[WHAT IS EXPECTED]:
Make an exact copy of the entries below.

○ ○ ○ ○ ○ ○ ○

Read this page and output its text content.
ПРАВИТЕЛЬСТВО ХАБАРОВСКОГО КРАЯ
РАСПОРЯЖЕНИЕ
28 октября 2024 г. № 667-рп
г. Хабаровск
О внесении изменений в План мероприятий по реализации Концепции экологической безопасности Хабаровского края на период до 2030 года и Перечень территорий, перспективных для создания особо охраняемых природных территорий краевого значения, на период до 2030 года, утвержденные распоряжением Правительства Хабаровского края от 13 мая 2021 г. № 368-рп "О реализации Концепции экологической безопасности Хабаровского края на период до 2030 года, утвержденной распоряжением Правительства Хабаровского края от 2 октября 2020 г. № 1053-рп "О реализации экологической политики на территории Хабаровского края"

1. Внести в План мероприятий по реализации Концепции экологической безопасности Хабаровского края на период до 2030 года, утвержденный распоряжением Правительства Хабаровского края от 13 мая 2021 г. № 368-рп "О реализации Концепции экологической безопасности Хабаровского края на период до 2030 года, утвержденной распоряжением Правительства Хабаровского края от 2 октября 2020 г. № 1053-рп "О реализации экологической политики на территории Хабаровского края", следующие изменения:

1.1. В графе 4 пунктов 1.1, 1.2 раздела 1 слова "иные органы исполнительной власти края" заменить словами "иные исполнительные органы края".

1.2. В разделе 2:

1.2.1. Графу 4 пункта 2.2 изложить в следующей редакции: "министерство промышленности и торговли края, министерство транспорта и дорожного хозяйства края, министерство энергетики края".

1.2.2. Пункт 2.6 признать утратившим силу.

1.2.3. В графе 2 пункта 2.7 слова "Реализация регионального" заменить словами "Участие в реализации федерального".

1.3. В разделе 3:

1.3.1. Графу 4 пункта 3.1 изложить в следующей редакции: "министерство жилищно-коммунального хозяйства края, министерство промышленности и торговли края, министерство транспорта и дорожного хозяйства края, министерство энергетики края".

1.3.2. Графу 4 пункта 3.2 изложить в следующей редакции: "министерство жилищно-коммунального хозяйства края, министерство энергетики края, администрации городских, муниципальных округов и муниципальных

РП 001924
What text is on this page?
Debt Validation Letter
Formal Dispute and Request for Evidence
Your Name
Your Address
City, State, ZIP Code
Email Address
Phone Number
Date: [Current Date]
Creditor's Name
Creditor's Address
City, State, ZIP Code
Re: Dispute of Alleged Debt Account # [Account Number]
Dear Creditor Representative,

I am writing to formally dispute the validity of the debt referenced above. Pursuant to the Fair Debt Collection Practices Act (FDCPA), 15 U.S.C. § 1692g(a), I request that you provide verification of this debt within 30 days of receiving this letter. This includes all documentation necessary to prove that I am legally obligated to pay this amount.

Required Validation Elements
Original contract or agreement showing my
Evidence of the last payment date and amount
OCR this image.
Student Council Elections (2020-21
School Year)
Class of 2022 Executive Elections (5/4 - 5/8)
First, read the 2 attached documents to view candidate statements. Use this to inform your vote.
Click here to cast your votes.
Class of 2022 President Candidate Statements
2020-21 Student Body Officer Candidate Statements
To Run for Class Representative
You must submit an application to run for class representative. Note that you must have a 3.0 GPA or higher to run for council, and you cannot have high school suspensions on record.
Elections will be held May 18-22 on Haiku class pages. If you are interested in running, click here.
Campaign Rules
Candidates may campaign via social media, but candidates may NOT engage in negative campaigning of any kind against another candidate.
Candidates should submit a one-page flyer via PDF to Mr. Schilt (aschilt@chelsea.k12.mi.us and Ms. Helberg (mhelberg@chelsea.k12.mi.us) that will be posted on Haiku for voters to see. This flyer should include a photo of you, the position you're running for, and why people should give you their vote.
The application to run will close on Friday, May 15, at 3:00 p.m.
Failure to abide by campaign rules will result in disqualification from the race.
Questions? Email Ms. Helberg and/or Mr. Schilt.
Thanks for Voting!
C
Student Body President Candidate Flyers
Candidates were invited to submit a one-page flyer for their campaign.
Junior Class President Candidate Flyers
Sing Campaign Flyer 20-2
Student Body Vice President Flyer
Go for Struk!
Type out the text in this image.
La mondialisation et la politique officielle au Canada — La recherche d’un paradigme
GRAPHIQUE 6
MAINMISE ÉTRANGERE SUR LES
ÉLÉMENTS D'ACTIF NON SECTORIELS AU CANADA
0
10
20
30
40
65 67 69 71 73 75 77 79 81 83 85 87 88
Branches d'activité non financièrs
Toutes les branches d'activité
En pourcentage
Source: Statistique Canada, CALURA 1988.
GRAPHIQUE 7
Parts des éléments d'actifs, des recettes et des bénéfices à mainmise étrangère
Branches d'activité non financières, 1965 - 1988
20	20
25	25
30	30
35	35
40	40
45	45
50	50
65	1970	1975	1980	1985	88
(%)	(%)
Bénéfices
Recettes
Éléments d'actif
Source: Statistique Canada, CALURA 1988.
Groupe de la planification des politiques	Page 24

○ ○ ○ ○ ○ ○ ○

[ANSWER TO THE EXERCISE]:
Read this page and output its text content.
ПРАВИТЕЛЬСТВО ХАБАРОВСКОГО КРАЯ
РАСПОРЯЖЕНИЕ
28 октября 2024 г. № 667-рп
г. Хабаровск
О внесении изменений в План мероприятий по реализации Концепции экологической безопасности Хабаровского края на период до 2030 года и Перечень территорий, перспективных для создания особо охраняемых природных территорий краевого значения, на период до 2030 года, утвержденные распоряжением Правительства Хабаровского края от 13 мая 2021 г. № 368-рп "О реализации Концепции экологической безопасности Хабаровского края на период до 2030 года, утвержденной распоряжением Правительства Хабаровского края от 2 октября 2020 г. № 1053-рп "О реализации экологической политики на территории Хабаровского края"

1. Внести в План мероприятий по реализации Концепции экологической безопасности Хабаровского края на период до 2030 года, утвержденный распоряжением Правительства Хабаровского края от 13 мая 2021 г. № 368-рп "О реализации Концепции экологической безопасности Хабаровского края на период до 2030 года, утвержденной распоряжением Правительства Хабаровского края от 2 октября 2020 г. № 1053-рп "О реализации экологической политики на территории Хабаровского края", следующие изменения:

1.1. В графе 4 пунктов 1.1, 1.2 раздела 1 слова "иные органы исполнительной власти края" заменить словами "иные исполнительные органы края".

1.2. В разделе 2:

1.2.1. Графу 4 пункта 2.2 изложить в следующей редакции: "министерство промышленности и торговли края, министерство транспорта и дорожного хозяйства края, министерство энергетики края".

1.2.2. Пункт 2.6 признать утратившим силу.

1.2.3. В графе 2 пункта 2.7 слова "Реализация регионального" заменить словами "Участие в реализации федерального".

1.3. В разделе 3:

1.3.1. Графу 4 пункта 3.1 изложить в следующей редакции: "министерство жилищно-коммунального хозяйства края, министерство промышленности и торговли края, министерство транспорта и дорожного хозяйства края, министерство энергетики края".

1.3.2. Графу 4 пункта 3.2 изложить в следующей редакции: "министерство жилищно-коммунального хозяйства края, министерство энергетики края, администрации городских, муниципальных округов и муниципальных

РП 001924
What text is on this page?
Debt Validation Letter
Formal Dispute and Request for Evidence
Your Name
Your Address
City, State, ZIP Code
Email Address
Phone Number
Date: [Current Date]
Creditor's Name
Creditor's Address
City, State, ZIP Code
Re: Dispute of Alleged Debt Account # [Account Number]
Dear Creditor Representative,

I am writing to formally dispute the validity of the debt referenced above. Pursuant to the Fair Debt Collection Practices Act (FDCPA), 15 U.S.C. § 1692g(a), I request that you provide verification of this debt within 30 days of receiving this letter. This includes all documentation necessary to prove that I am legally obligated to pay this amount.

Required Validation Elements
Original contract or agreement showing my
Evidence of the last payment date and amount
OCR this image.
Student Council Elections (2020-21
School Year)
Class of 2022 Executive Elections (5/4 - 5/8)
First, read the 2 attached documents to view candidate statements. Use this to inform your vote.
Click here to cast your votes.
Class of 2022 President Candidate Statements
2020-21 Student Body Officer Candidate Statements
To Run for Class Representative
You must submit an application to run for class representative. Note that you must have a 3.0 GPA or higher to run for council, and you cannot have high school suspensions on record.
Elections will be held May 18-22 on Haiku class pages. If you are interested in running, click here.
Campaign Rules
Candidates may campaign via social media, but candidates may NOT engage in negative campaigning of any kind against another candidate.
Candidates should submit a one-page flyer via PDF to Mr. Schilt (aschilt@chelsea.k12.mi.us and Ms. Helberg (mhelberg@chelsea.k12.mi.us) that will be posted on Haiku for voters to see. This flyer should include a photo of you, the position you're running for, and why people should give you their vote.
The application to run will close on Friday, May 15, at 3:00 p.m.
Failure to abide by campaign rules will result in disqualification from the race.
Questions? Email Ms. Helberg and/or Mr. Schilt.
Thanks for Voting!
C
Student Body President Candidate Flyers
Candidates were invited to submit a one-page flyer for their campaign.
Junior Class President Candidate Flyers
Sing Campaign Flyer 20-2
Student Body Vice President Flyer
Go for Struk!
Type out the text in this image.
La mondialisation et la politique officielle au Canada — La recherche d’un paradigme
GRAPHIQUE 6
MAINMISE ÉTRANGERE SUR LES
ÉLÉMENTS D'ACTIF NON SECTORIELS AU CANADA
0
10
20
30
40
65 67 69 71 73 75 77 79 81 83 85 87 88
Branches d'activité non financièrs
Toutes les branches d'activité
En pourcentage
Source: Statistique Canada, CALURA 1988.
GRAPHIQUE 7
Parts des éléments d'actifs, des recettes et des bénéfices à mainmise étrangère
Branches d'activité non financières, 1965 - 1988
20	20
25	25
30	30
35	35
40	40
45	45
50	50
65	1970	1975	1980	1985	88
(%)	(%)
Bénéfices
Recettes
Éléments d'actif
Source: Statistique Canada, CALURA 1988.
Groupe de la planification des politiques	Page 24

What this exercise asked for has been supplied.